━━━━━ Material supplied

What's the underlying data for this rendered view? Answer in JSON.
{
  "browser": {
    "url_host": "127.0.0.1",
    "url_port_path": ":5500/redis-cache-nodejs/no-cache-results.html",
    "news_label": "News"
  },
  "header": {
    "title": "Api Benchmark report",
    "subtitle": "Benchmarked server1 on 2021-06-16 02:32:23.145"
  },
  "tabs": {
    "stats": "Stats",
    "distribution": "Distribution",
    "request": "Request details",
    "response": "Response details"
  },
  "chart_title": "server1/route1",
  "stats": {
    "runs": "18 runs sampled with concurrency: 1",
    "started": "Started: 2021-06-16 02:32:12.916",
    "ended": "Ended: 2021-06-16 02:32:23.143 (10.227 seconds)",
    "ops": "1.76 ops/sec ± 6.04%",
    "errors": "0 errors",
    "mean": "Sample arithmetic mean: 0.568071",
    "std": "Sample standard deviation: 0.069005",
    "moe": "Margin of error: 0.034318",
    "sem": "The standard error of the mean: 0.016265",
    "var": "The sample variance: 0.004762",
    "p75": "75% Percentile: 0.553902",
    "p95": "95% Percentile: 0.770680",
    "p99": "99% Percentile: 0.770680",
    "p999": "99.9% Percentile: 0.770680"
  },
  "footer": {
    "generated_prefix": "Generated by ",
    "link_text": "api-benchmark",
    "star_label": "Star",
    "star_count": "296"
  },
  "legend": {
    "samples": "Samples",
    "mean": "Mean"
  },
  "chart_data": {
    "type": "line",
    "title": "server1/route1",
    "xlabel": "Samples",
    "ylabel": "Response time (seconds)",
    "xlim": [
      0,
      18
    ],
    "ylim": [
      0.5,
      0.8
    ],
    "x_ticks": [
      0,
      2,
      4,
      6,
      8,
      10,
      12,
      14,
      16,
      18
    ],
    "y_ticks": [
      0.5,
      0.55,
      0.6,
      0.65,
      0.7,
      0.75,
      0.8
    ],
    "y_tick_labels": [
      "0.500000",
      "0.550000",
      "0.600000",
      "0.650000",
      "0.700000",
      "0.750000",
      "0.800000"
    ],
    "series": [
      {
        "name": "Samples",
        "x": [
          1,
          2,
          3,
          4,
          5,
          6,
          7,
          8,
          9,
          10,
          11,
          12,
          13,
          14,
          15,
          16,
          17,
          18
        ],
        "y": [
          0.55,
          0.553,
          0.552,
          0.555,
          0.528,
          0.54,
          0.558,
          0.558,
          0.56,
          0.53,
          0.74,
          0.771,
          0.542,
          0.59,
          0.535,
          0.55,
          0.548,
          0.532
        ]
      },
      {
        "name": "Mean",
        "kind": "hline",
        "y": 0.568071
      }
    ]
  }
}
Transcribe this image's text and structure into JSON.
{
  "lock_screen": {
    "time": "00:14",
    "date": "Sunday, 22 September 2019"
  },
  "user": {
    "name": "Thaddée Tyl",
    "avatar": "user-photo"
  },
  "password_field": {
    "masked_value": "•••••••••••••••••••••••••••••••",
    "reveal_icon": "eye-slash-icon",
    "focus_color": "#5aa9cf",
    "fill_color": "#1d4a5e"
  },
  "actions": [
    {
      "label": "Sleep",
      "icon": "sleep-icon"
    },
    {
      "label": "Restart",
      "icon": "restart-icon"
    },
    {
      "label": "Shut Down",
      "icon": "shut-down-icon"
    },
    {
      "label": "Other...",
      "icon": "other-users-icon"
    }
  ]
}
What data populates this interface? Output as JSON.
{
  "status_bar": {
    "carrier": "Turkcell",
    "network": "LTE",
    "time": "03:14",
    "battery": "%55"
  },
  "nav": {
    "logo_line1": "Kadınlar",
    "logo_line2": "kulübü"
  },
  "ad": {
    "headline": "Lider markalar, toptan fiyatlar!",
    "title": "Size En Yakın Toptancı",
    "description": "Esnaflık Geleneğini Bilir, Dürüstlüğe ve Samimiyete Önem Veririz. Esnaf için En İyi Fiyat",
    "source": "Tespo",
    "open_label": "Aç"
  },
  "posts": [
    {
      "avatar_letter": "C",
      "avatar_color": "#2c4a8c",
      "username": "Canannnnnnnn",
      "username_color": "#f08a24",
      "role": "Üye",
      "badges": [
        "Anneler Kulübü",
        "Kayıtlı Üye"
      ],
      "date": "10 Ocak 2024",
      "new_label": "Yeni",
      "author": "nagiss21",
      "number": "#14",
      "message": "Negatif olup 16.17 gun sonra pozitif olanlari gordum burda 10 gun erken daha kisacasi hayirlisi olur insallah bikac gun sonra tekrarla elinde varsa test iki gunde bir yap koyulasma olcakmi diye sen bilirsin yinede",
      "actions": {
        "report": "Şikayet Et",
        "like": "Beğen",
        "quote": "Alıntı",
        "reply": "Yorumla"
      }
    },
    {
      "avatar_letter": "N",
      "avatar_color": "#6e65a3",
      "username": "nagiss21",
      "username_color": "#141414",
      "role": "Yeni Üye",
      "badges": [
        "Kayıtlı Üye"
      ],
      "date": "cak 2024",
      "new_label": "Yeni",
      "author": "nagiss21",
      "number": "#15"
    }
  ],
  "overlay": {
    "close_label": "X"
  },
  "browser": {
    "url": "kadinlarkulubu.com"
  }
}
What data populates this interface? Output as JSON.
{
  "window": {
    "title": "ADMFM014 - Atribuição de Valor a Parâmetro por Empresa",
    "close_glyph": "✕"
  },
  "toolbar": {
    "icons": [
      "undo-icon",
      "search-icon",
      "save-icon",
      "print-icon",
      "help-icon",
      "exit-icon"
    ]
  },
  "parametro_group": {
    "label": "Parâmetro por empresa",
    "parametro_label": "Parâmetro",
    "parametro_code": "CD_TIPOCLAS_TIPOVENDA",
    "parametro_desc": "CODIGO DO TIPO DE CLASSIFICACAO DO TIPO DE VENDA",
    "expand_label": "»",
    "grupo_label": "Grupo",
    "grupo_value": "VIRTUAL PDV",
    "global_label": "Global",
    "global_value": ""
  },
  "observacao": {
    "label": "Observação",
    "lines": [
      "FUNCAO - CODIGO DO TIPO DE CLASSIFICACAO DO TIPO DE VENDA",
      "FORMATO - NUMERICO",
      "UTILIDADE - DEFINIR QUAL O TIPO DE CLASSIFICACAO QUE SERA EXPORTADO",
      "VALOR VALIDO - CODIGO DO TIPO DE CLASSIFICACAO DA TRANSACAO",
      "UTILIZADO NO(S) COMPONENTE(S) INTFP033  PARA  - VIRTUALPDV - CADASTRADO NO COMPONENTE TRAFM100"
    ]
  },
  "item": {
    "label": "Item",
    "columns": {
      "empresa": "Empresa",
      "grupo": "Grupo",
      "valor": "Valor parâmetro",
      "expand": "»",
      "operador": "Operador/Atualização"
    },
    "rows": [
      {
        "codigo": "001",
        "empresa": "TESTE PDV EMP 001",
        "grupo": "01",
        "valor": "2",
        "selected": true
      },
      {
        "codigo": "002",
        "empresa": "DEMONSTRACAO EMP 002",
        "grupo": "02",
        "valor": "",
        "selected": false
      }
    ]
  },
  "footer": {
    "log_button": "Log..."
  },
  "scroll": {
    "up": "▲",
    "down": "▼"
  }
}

━━━━━━━━━━

# [Work to do]
The records above should all be quoted exactly, please.

# [Completed task]
What's the underlying data for this rendered view? Answer in JSON.
{
  "browser": {
    "url_host": "127.0.0.1",
    "url_port_path": ":5500/redis-cache-nodejs/no-cache-results.html",
    "news_label": "News"
  },
  "header": {
    "title": "Api Benchmark report",
    "subtitle": "Benchmarked server1 on 2021-06-16 02:32:23.145"
  },
  "tabs": {
    "stats": "Stats",
    "distribution": "Distribution",
    "request": "Request details",
    "response": "Response details"
  },
  "chart_title": "server1/route1",
  "stats": {
    "runs": "18 runs sampled with concurrency: 1",
    "started": "Started: 2021-06-16 02:32:12.916",
    "ended": "Ended: 2021-06-16 02:32:23.143 (10.227 seconds)",
    "ops": "1.76 ops/sec ± 6.04%",
    "errors": "0 errors",
    "mean": "Sample arithmetic mean: 0.568071",
    "std": "Sample standard deviation: 0.069005",
    "moe": "Margin of error: 0.034318",
    "sem": "The standard error of the mean: 0.016265",
    "var": "The sample variance: 0.004762",
    "p75": "75% Percentile: 0.553902",
    "p95": "95% Percentile: 0.770680",
    "p99": "99% Percentile: 0.770680",
    "p999": "99.9% Percentile: 0.770680"
  },
  "footer": {
    "generated_prefix": "Generated by ",
    "link_text": "api-benchmark",
    "star_label": "Star",
    "star_count": "296"
  },
  "legend": {
    "samples": "Samples",
    "mean": "Mean"
  },
  "chart_data": {
    "type": "line",
    "title": "server1/route1",
    "xlabel": "Samples",
    "ylabel": "Response time (seconds)",
    "xlim": [
      0,
      18
    ],
    "ylim": [
      0.5,
      0.8
    ],
    "x_ticks": [
      0,
      2,
      4,
      6,
      8,
      10,
      12,
      14,
      16,
      18
    ],
    "y_ticks": [
      0.5,
      0.55,
      0.6,
      0.65,
      0.7,
      0.75,
      0.8
    ],
    "y_tick_labels": [
      "0.500000",
      "0.550000",
      "0.600000",
      "0.650000",
      "0.700000",
      "0.750000",
      "0.800000"
    ],
    "series": [
      {
        "name": "Samples",
        "x": [
          1,
          2,
          3,
          4,
          5,
          6,
          7,
          8,
          9,
          10,
          11,
          12,
          13,
          14,
          15,
          16,
          17,
          18
        ],
        "y": [
          0.55,
          0.553,
          0.552,
          0.555,
          0.528,
          0.54,
          0.558,
          0.558,
          0.56,
          0.53,
          0.74,
          0.771,
          0.542,
          0.59,
          0.535,
          0.55,
          0.548,
          0.532
        ]
      },
      {
        "name": "Mean",
        "kind": "hline",
        "y": 0.568071
      }
    ]
  }
}
Transcribe this image's text and structure into JSON.
{
  "lock_screen": {
    "time": "00:14",
    "date": "Sunday, 22 September 2019"
  },
  "user": {
    "name": "Thaddée Tyl",
    "avatar": "user-photo"
  },
  "password_field": {
    "masked_value": "•••••••••••••••••••••••••••••••",
    "reveal_icon": "eye-slash-icon",
    "focus_color": "#5aa9cf",
    "fill_color": "#1d4a5e"
  },
  "actions": [
    {
      "label": "Sleep",
      "icon": "sleep-icon"
    },
    {
      "label": "Restart",
      "icon": "restart-icon"
    },
    {
      "label": "Shut Down",
      "icon": "shut-down-icon"
    },
    {
      "label": "Other...",
      "icon": "other-users-icon"
    }
  ]
}
What data populates this interface? Output as JSON.
{
  "status_bar": {
    "carrier": "Turkcell",
    "network": "LTE",
    "time": "03:14",
    "battery": "%55"
  },
  "nav": {
    "logo_line1": "Kadınlar",
    "logo_line2": "kulübü"
  },
  "ad": {
    "headline": "Lider markalar, toptan fiyatlar!",
    "title": "Size En Yakın Toptancı",
    "description": "Esnaflık Geleneğini Bilir, Dürüstlüğe ve Samimiyete Önem Veririz. Esnaf için En İyi Fiyat",
    "source": "Tespo",
    "open_label": "Aç"
  },
  "posts": [
    {
      "avatar_letter": "C",
      "avatar_color": "#2c4a8c",
      "username": "Canannnnnnnn",
      "username_color": "#f08a24",
      "role": "Üye",
      "badges": [
        "Anneler Kulübü",
        "Kayıtlı Üye"
      ],
      "date": "10 Ocak 2024",
      "new_label": "Yeni",
      "author": "nagiss21",
      "number": "#14",
      "message": "Negatif olup 16.17 gun sonra pozitif olanlari gordum burda 10 gun erken daha kisacasi hayirlisi olur insallah bikac gun sonra tekrarla elinde varsa test iki gunde bir yap koyulasma olcakmi diye sen bilirsin yinede",
      "actions": {
        "report": "Şikayet Et",
        "like": "Beğen",
        "quote": "Alıntı",
        "reply": "Yorumla"
      }
    },
    {
      "avatar_letter": "N",
      "avatar_color": "#6e65a3",
      "username": "nagiss21",
      "username_color": "#141414",
      "role": "Yeni Üye",
      "badges": [
        "Kayıtlı Üye"
      ],
      "date": "cak 2024",
      "new_label": "Yeni",
      "author": "nagiss21",
      "number": "#15"
    }
  ],
  "overlay": {
    "close_label": "X"
  },
  "browser": {
    "url": "kadinlarkulubu.com"
  }
}
What data populates this interface? Output as JSON.
{
  "window": {
    "title": "ADMFM014 - Atribuição de Valor a Parâmetro por Empresa",
    "close_glyph": "✕"
  },
  "toolbar": {
    "icons": [
      "undo-icon",
      "search-icon",
      "save-icon",
      "print-icon",
      "help-icon",
      "exit-icon"
    ]
  },
  "parametro_group": {
    "label": "Parâmetro por empresa",
    "parametro_label": "Parâmetro",
    "parametro_code": "CD_TIPOCLAS_TIPOVENDA",
    "parametro_desc": "CODIGO DO TIPO DE CLASSIFICACAO DO TIPO DE VENDA",
    "expand_label": "»",
    "grupo_label": "Grupo",
    "grupo_value": "VIRTUAL PDV",
    "global_label": "Global",
    "global_value": ""
  },
  "observacao": {
    "label": "Observação",
    "lines": [
      "FUNCAO - CODIGO DO TIPO DE CLASSIFICACAO DO TIPO DE VENDA",
      "FORMATO - NUMERICO",
      "UTILIDADE - DEFINIR QUAL O TIPO DE CLASSIFICACAO QUE SERA EXPORTADO",
      "VALOR VALIDO - CODIGO DO TIPO DE CLASSIFICACAO DA TRANSACAO",
      "UTILIZADO NO(S) COMPONENTE(S) INTFP033  PARA  - VIRTUALPDV - CADASTRADO NO COMPONENTE TRAFM100"
    ]
  },
  "item": {
    "label": "Item",
    "columns": {
      "empresa": "Empresa",
      "grupo": "Grupo",
      "valor": "Valor parâmetro",
      "expand": "»",
      "operador": "Operador/Atualização"
    },
    "rows": [
      {
        "codigo": "001",
        "empresa": "TESTE PDV EMP 001",
        "grupo": "01",
        "valor": "2",
        "selected": true
      },
      {
        "codigo": "002",
        "empresa": "DEMONSTRACAO EMP 002",
        "grupo": "02",
        "valor": "",
        "selected": false
      }
    ]
  },
  "footer": {
    "log_button": "Log..."
  },
  "scroll": {
    "up": "▲",
    "down": "▼"
  }
}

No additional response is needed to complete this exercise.